---------- DATOS RECIBIDOS ----------

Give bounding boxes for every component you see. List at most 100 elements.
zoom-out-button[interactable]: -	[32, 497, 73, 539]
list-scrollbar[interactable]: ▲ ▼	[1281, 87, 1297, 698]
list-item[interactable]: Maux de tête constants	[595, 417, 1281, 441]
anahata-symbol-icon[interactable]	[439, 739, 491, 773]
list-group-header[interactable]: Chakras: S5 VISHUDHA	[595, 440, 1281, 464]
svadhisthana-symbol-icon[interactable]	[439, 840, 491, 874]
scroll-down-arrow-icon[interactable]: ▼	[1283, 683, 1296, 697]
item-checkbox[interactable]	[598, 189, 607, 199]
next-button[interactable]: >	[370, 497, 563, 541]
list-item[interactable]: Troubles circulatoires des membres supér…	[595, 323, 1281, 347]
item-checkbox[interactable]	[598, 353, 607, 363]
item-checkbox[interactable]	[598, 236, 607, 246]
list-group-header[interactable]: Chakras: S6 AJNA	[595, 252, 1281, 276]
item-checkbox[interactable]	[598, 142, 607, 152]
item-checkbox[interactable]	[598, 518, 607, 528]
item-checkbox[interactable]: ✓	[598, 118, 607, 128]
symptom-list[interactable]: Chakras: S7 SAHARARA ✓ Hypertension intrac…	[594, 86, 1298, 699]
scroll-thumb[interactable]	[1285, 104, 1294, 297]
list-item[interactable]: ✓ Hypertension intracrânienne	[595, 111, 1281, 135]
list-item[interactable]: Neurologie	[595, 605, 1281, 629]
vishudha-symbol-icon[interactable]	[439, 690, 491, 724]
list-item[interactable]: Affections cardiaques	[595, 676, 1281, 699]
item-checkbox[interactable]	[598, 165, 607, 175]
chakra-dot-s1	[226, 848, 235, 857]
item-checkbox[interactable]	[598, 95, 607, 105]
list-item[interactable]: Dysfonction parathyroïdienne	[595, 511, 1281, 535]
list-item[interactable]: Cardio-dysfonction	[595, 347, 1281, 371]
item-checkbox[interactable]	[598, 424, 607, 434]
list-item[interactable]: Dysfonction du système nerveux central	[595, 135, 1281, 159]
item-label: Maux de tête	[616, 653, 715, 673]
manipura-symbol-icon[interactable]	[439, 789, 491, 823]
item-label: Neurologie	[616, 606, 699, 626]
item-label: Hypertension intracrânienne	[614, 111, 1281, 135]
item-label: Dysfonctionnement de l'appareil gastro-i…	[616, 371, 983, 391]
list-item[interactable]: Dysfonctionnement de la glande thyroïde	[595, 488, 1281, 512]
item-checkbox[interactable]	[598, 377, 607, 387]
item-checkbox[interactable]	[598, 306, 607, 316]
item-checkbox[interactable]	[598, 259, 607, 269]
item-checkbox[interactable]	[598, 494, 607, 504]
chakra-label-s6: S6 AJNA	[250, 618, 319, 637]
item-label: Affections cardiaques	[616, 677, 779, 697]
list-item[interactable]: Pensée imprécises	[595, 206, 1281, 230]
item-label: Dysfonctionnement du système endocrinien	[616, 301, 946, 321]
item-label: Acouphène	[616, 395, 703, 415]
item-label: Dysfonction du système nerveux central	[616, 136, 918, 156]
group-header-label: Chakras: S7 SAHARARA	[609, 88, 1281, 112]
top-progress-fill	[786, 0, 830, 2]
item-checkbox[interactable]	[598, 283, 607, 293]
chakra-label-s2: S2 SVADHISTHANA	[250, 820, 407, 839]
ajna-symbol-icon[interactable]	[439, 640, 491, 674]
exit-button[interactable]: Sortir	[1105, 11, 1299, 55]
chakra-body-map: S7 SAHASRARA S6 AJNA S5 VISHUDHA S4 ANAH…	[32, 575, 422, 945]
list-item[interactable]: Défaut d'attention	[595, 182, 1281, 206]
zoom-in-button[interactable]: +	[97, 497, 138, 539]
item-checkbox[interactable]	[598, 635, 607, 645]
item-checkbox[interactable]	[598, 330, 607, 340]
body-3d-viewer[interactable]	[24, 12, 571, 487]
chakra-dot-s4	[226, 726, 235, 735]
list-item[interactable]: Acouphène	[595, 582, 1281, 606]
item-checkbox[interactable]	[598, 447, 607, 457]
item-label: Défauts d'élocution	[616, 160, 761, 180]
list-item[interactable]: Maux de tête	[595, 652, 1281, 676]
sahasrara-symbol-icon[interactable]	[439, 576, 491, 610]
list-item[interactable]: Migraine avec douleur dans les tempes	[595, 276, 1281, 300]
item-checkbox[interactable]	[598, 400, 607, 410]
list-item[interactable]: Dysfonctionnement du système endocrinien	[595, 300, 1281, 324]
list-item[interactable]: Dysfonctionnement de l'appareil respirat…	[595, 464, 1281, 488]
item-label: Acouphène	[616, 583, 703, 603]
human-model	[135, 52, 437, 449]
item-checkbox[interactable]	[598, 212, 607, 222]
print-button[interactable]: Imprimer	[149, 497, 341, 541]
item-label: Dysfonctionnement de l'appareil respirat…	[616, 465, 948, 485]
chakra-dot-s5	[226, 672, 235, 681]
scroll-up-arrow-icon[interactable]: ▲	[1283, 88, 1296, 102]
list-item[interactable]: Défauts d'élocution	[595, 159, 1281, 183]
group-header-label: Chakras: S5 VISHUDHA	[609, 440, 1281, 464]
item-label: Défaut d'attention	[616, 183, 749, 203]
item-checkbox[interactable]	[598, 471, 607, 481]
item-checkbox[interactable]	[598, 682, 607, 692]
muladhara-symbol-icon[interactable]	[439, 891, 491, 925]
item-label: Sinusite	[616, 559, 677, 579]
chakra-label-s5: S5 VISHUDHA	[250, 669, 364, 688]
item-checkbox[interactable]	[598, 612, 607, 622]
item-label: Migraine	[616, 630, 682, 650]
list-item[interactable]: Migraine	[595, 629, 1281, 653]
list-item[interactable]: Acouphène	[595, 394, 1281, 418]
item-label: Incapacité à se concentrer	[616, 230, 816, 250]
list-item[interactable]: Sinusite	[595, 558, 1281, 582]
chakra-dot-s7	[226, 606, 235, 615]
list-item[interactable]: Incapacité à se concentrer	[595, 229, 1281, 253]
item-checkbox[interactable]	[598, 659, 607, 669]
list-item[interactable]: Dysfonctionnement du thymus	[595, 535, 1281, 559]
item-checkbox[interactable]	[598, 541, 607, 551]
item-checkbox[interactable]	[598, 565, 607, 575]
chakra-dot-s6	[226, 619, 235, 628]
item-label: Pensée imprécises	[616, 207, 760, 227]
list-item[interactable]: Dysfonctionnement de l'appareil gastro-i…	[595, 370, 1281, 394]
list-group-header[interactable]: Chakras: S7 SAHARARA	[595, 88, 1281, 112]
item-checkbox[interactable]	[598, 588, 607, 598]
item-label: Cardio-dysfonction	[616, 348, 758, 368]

----------

## OBJETIVO
Vuelve a escribir, sin cambiar nada, todas las líneas de los datos de arriba, de la primera a la última.

## RESPUESTA
Give bounding boxes for every component you see. List at most 100 elements.
zoom-out-button[interactable]: -	[32, 497, 73, 539]
list-scrollbar[interactable]: ▲ ▼	[1281, 87, 1297, 698]
list-item[interactable]: Maux de tête constants	[595, 417, 1281, 441]
anahata-symbol-icon[interactable]	[439, 739, 491, 773]
list-group-header[interactable]: Chakras: S5 VISHUDHA	[595, 440, 1281, 464]
svadhisthana-symbol-icon[interactable]	[439, 840, 491, 874]
scroll-down-arrow-icon[interactable]: ▼	[1283, 683, 1296, 697]
item-checkbox[interactable]	[598, 189, 607, 199]
next-button[interactable]: >	[370, 497, 563, 541]
list-item[interactable]: Troubles circulatoires des membres supér…	[595, 323, 1281, 347]
item-checkbox[interactable]	[598, 353, 607, 363]
item-checkbox[interactable]	[598, 236, 607, 246]
list-group-header[interactable]: Chakras: S6 AJNA	[595, 252, 1281, 276]
item-checkbox[interactable]	[598, 142, 607, 152]
item-checkbox[interactable]	[598, 518, 607, 528]
item-checkbox[interactable]: ✓	[598, 118, 607, 128]
symptom-list[interactable]: Chakras: S7 SAHARARA ✓ Hypertension intrac…	[594, 86, 1298, 699]
scroll-thumb[interactable]	[1285, 104, 1294, 297]
list-item[interactable]: ✓ Hypertension intracrânienne	[595, 111, 1281, 135]
list-item[interactable]: Neurologie	[595, 605, 1281, 629]
vishudha-symbol-icon[interactable]	[439, 690, 491, 724]
list-item[interactable]: Affections cardiaques	[595, 676, 1281, 699]
item-checkbox[interactable]	[598, 165, 607, 175]
chakra-dot-s1	[226, 848, 235, 857]
item-checkbox[interactable]	[598, 95, 607, 105]
list-item[interactable]: Dysfonction parathyroïdienne	[595, 511, 1281, 535]
list-item[interactable]: Cardio-dysfonction	[595, 347, 1281, 371]
item-checkbox[interactable]	[598, 424, 607, 434]
list-item[interactable]: Dysfonction du système nerveux central	[595, 135, 1281, 159]
item-label: Maux de tête	[616, 653, 715, 673]
manipura-symbol-icon[interactable]	[439, 789, 491, 823]
item-label: Neurologie	[616, 606, 699, 626]
item-label: Hypertension intracrânienne	[614, 111, 1281, 135]
item-label: Dysfonctionnement de l'appareil gastro-i…	[616, 371, 983, 391]
list-item[interactable]: Dysfonctionnement de la glande thyroïde	[595, 488, 1281, 512]
item-checkbox[interactable]	[598, 377, 607, 387]
item-checkbox[interactable]	[598, 306, 607, 316]
item-checkbox[interactable]	[598, 259, 607, 269]
item-checkbox[interactable]	[598, 494, 607, 504]
chakra-label-s6: S6 AJNA	[250, 618, 319, 637]
item-label: Affections cardiaques	[616, 677, 779, 697]
list-item[interactable]: Pensée imprécises	[595, 206, 1281, 230]
item-label: Dysfonctionnement du système endocrinien	[616, 301, 946, 321]
item-label: Acouphène	[616, 395, 703, 415]
item-label: Dysfonction du système nerveux central	[616, 136, 918, 156]
group-header-label: Chakras: S7 SAHARARA	[609, 88, 1281, 112]
top-progress-fill	[786, 0, 830, 2]
item-checkbox[interactable]	[598, 283, 607, 293]
chakra-label-s2: S2 SVADHISTHANA	[250, 820, 407, 839]
ajna-symbol-icon[interactable]	[439, 640, 491, 674]
exit-button[interactable]: Sortir	[1105, 11, 1299, 55]
chakra-body-map: S7 SAHASRARA S6 AJNA S5 VISHUDHA S4 ANAH…	[32, 575, 422, 945]
list-item[interactable]: Défaut d'attention	[595, 182, 1281, 206]
zoom-in-button[interactable]: +	[97, 497, 138, 539]
item-checkbox[interactable]	[598, 635, 607, 645]
item-checkbox[interactable]	[598, 330, 607, 340]
body-3d-viewer[interactable]	[24, 12, 571, 487]
chakra-dot-s4	[226, 726, 235, 735]
list-item[interactable]: Acouphène	[595, 582, 1281, 606]
item-checkbox[interactable]	[598, 447, 607, 457]
item-label: Défauts d'élocution	[616, 160, 761, 180]
list-item[interactable]: Maux de tête	[595, 652, 1281, 676]
sahasrara-symbol-icon[interactable]	[439, 576, 491, 610]
list-item[interactable]: Migraine avec douleur dans les tempes	[595, 276, 1281, 300]
item-checkbox[interactable]	[598, 400, 607, 410]
list-item[interactable]: Dysfonctionnement du système endocrinien	[595, 300, 1281, 324]
list-item[interactable]: Dysfonctionnement de l'appareil respirat…	[595, 464, 1281, 488]
item-label: Acouphène	[616, 583, 703, 603]
human-model	[135, 52, 437, 449]
item-checkbox[interactable]	[598, 212, 607, 222]
print-button[interactable]: Imprimer	[149, 497, 341, 541]
item-label: Dysfonctionnement de l'appareil respirat…	[616, 465, 948, 485]
chakra-dot-s5	[226, 672, 235, 681]
scroll-up-arrow-icon[interactable]: ▲	[1283, 88, 1296, 102]
list-item[interactable]: Défauts d'élocution	[595, 159, 1281, 183]
group-header-label: Chakras: S5 VISHUDHA	[609, 440, 1281, 464]
item-label: Défaut d'attention	[616, 183, 749, 203]
item-checkbox[interactable]	[598, 471, 607, 481]
item-checkbox[interactable]	[598, 682, 607, 692]
muladhara-symbol-icon[interactable]	[439, 891, 491, 925]
item-label: Sinusite	[616, 559, 677, 579]
chakra-label-s5: S5 VISHUDHA	[250, 669, 364, 688]
item-checkbox[interactable]	[598, 612, 607, 622]
item-label: Migraine	[616, 630, 682, 650]
list-item[interactable]: Migraine	[595, 629, 1281, 653]
list-item[interactable]: Acouphène	[595, 394, 1281, 418]
item-label: Incapacité à se concentrer	[616, 230, 816, 250]
list-item[interactable]: Sinusite	[595, 558, 1281, 582]
chakra-dot-s7	[226, 606, 235, 615]
list-item[interactable]: Incapacité à se concentrer	[595, 229, 1281, 253]
item-checkbox[interactable]	[598, 659, 607, 669]
list-item[interactable]: Dysfonctionnement du thymus	[595, 535, 1281, 559]
item-checkbox[interactable]	[598, 541, 607, 551]
item-checkbox[interactable]	[598, 565, 607, 575]
chakra-dot-s6	[226, 619, 235, 628]
item-label: Pensée imprécises	[616, 207, 760, 227]
list-item[interactable]: Dysfonctionnement de l'appareil gastro-i…	[595, 370, 1281, 394]
list-group-header[interactable]: Chakras: S7 SAHARARA	[595, 88, 1281, 112]
item-checkbox[interactable]	[598, 588, 607, 598]
item-label: Cardio-dysfonction	[616, 348, 758, 368]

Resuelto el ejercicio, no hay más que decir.